> **SET TASK**
Below are records to transcribe exactly, without their pictures.

> **RECORDS FOR THIS EXERCISE**
========

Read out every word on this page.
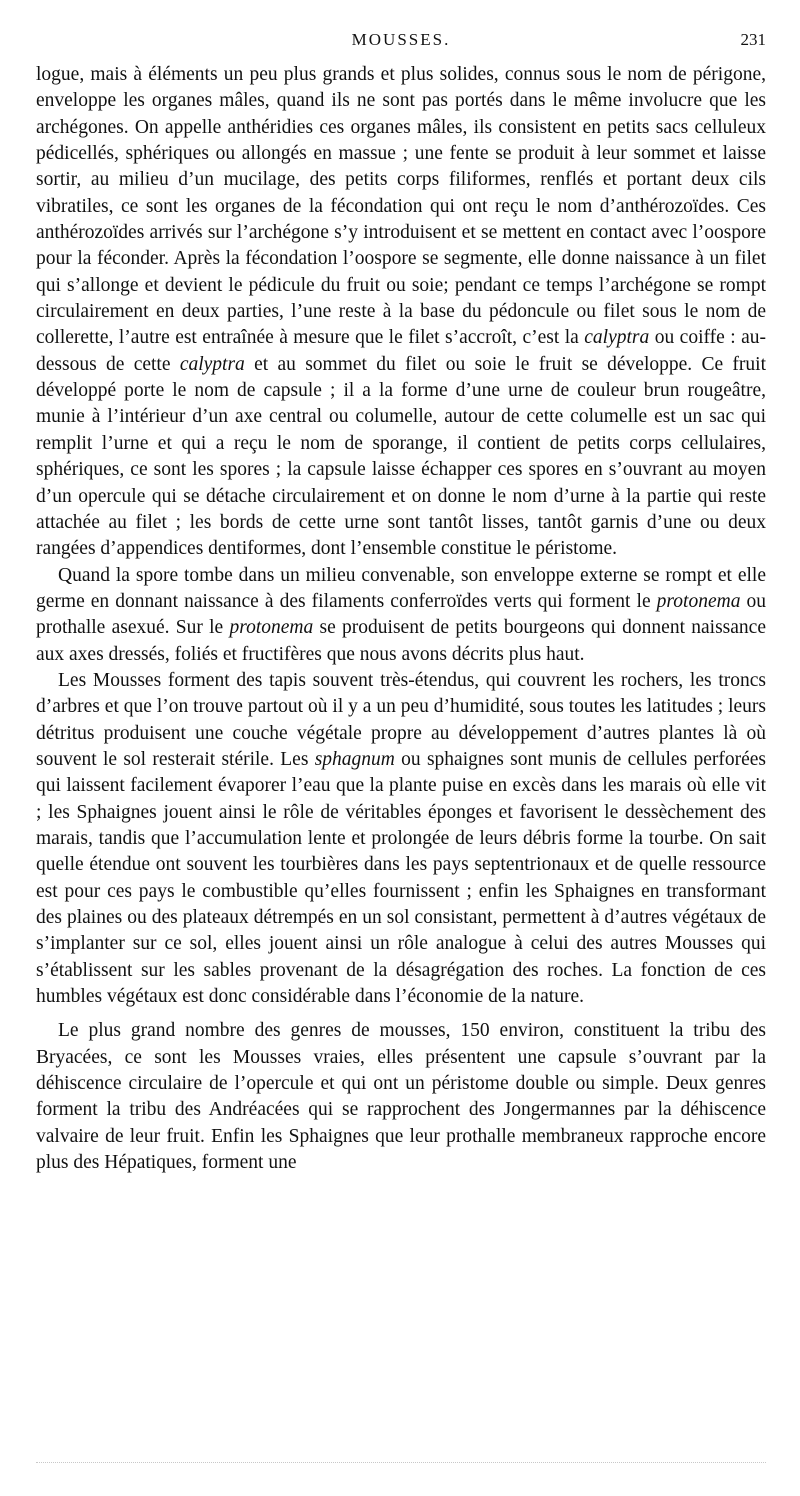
MOUSSES.	231

logue, mais à éléments un peu plus grands et plus solides, connus sous le nom de périgone, enveloppe les organes mâles, quand ils ne sont pas portés dans le même involucre que les archégones. On appelle anthéridies ces organes mâles, ils consistent en petits sacs celluleux pédicellés, sphériques ou allongés en massue ; une fente se produit à leur sommet et laisse sortir, au milieu d’un mucilage, des petits corps filiformes, renflés et portant deux cils vibratiles, ce sont les organes de la fécondation qui ont reçu le nom d’anthérozoïdes. Ces anthérozoïdes arrivés sur l’archégone s’y introduisent et se mettent en contact avec l’oospore pour la féconder. Après la fécondation l’oospore se segmente, elle donne naissance à un filet qui s’allonge et devient le pédicule du fruit ou soie; pendant ce temps l’archégone se rompt circulairement en deux parties, l’une reste à la base du pédoncule ou filet sous le nom de collerette, l’autre est entraînée à mesure que le filet s’accroît, c’est la calyptra ou coiffe : au-dessous de cette calyptra et au sommet du filet ou soie le fruit se développe. Ce fruit développé porte le nom de capsule ; il a la forme d’une urne de couleur brun rougeâtre, munie à l’intérieur d’un axe central ou columelle, autour de cette columelle est un sac qui remplit l’urne et qui a reçu le nom de sporange, il contient de petits corps cellulaires, sphériques, ce sont les spores ; la capsule laisse échapper ces spores en s’ouvrant au moyen d’un opercule qui se détache circulairement et on donne le nom d’urne à la partie qui reste attachée au filet ; les bords de cette urne sont tantôt lisses, tantôt garnis d’une ou deux rangées d’appendices dentiformes, dont l’ensemble constitue le péristome.

Quand la spore tombe dans un milieu convenable, son enveloppe externe se rompt et elle germe en donnant naissance à des filaments conferroïdes verts qui forment le protonema ou prothalle asexué. Sur le protonema se produisent de petits bourgeons qui donnent naissance aux axes dressés, foliés et fructifères que nous avons décrits plus haut.

Les Mousses forment des tapis souvent très-étendus, qui couvrent les rochers, les troncs d’arbres et que l’on trouve partout où il y a un peu d’humidité, sous toutes les latitudes ; leurs détritus produisent une couche végétale propre au développement d’autres plantes là où souvent le sol resterait stérile. Les sphagnum ou sphaignes sont munis de cellules perforées qui laissent facilement évaporer l’eau que la plante puise en excès dans les marais où elle vit ; les Sphaignes jouent ainsi le rôle de véritables éponges et favorisent le dessèchement des marais, tandis que l’accumulation lente et prolongée de leurs débris forme la tourbe. On sait quelle étendue ont souvent les tourbières dans les pays septentrionaux et de quelle ressource est pour ces pays le combustible qu’elles fournissent ; enfin les Sphaignes en transformant des plaines ou des plateaux détrempés en un sol consistant, permettent à d’autres végétaux de s’implanter sur ce sol, elles jouent ainsi un rôle analogue à celui des autres Mousses qui s’établissent sur les sables provenant de la désagrégation des roches. La fonction de ces humbles végétaux est donc considérable dans l’économie de la nature.

Le plus grand nombre des genres de mousses, 150 environ, constituent la tribu des Bryacées, ce sont les Mousses vraies, elles présentent une capsule s’ouvrant par la déhiscence circulaire de l’opercule et qui ont un péristome double ou simple. Deux genres forment la tribu des Andréacées qui se rapprochent des Jongermannes par la déhiscence valvaire de leur fruit. Enfin les Sphaignes que leur prothalle membraneux rapproche encore plus des Hépatiques, forment une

========

> **WRITTEN ANSWER**
Read out every word on this page.
MOUSSES.	231

logue, mais à éléments un peu plus grands et plus solides, connus sous le nom de périgone, enveloppe les organes mâles, quand ils ne sont pas portés dans le même involucre que les archégones. On appelle anthéridies ces organes mâles, ils consistent en petits sacs celluleux pédicellés, sphériques ou allongés en massue ; une fente se produit à leur sommet et laisse sortir, au milieu d’un mucilage, des petits corps filiformes, renflés et portant deux cils vibratiles, ce sont les organes de la fécondation qui ont reçu le nom d’anthérozoïdes. Ces anthérozoïdes arrivés sur l’archégone s’y introduisent et se mettent en contact avec l’oospore pour la féconder. Après la fécondation l’oospore se segmente, elle donne naissance à un filet qui s’allonge et devient le pédicule du fruit ou soie; pendant ce temps l’archégone se rompt circulairement en deux parties, l’une reste à la base du pédoncule ou filet sous le nom de collerette, l’autre est entraînée à mesure que le filet s’accroît, c’est la calyptra ou coiffe : au-dessous de cette calyptra et au sommet du filet ou soie le fruit se développe. Ce fruit développé porte le nom de capsule ; il a la forme d’une urne de couleur brun rougeâtre, munie à l’intérieur d’un axe central ou columelle, autour de cette columelle est un sac qui remplit l’urne et qui a reçu le nom de sporange, il contient de petits corps cellulaires, sphériques, ce sont les spores ; la capsule laisse échapper ces spores en s’ouvrant au moyen d’un opercule qui se détache circulairement et on donne le nom d’urne à la partie qui reste attachée au filet ; les bords de cette urne sont tantôt lisses, tantôt garnis d’une ou deux rangées d’appendices dentiformes, dont l’ensemble constitue le péristome.

Quand la spore tombe dans un milieu convenable, son enveloppe externe se rompt et elle germe en donnant naissance à des filaments conferroïdes verts qui forment le protonema ou prothalle asexué. Sur le protonema se produisent de petits bourgeons qui donnent naissance aux axes dressés, foliés et fructifères que nous avons décrits plus haut.

Les Mousses forment des tapis souvent très-étendus, qui couvrent les rochers, les troncs d’arbres et que l’on trouve partout où il y a un peu d’humidité, sous toutes les latitudes ; leurs détritus produisent une couche végétale propre au développement d’autres plantes là où souvent le sol resterait stérile. Les sphagnum ou sphaignes sont munis de cellules perforées qui laissent facilement évaporer l’eau que la plante puise en excès dans les marais où elle vit ; les Sphaignes jouent ainsi le rôle de véritables éponges et favorisent le dessèchement des marais, tandis que l’accumulation lente et prolongée de leurs débris forme la tourbe. On sait quelle étendue ont souvent les tourbières dans les pays septentrionaux et de quelle ressource est pour ces pays le combustible qu’elles fournissent ; enfin les Sphaignes en transformant des plaines ou des plateaux détrempés en un sol consistant, permettent à d’autres végétaux de s’implanter sur ce sol, elles jouent ainsi un rôle analogue à celui des autres Mousses qui s’établissent sur les sables provenant de la désagrégation des roches. La fonction de ces humbles végétaux est donc considérable dans l’économie de la nature.

Le plus grand nombre des genres de mousses, 150 environ, constituent la tribu des Bryacées, ce sont les Mousses vraies, elles présentent une capsule s’ouvrant par la déhiscence circulaire de l’opercule et qui ont un péristome double ou simple. Deux genres forment la tribu des Andréacées qui se rapprochent des Jongermannes par la déhiscence valvaire de leur fruit. Enfin les Sphaignes que leur prothalle membraneux rapproche encore plus des Hépatiques, forment une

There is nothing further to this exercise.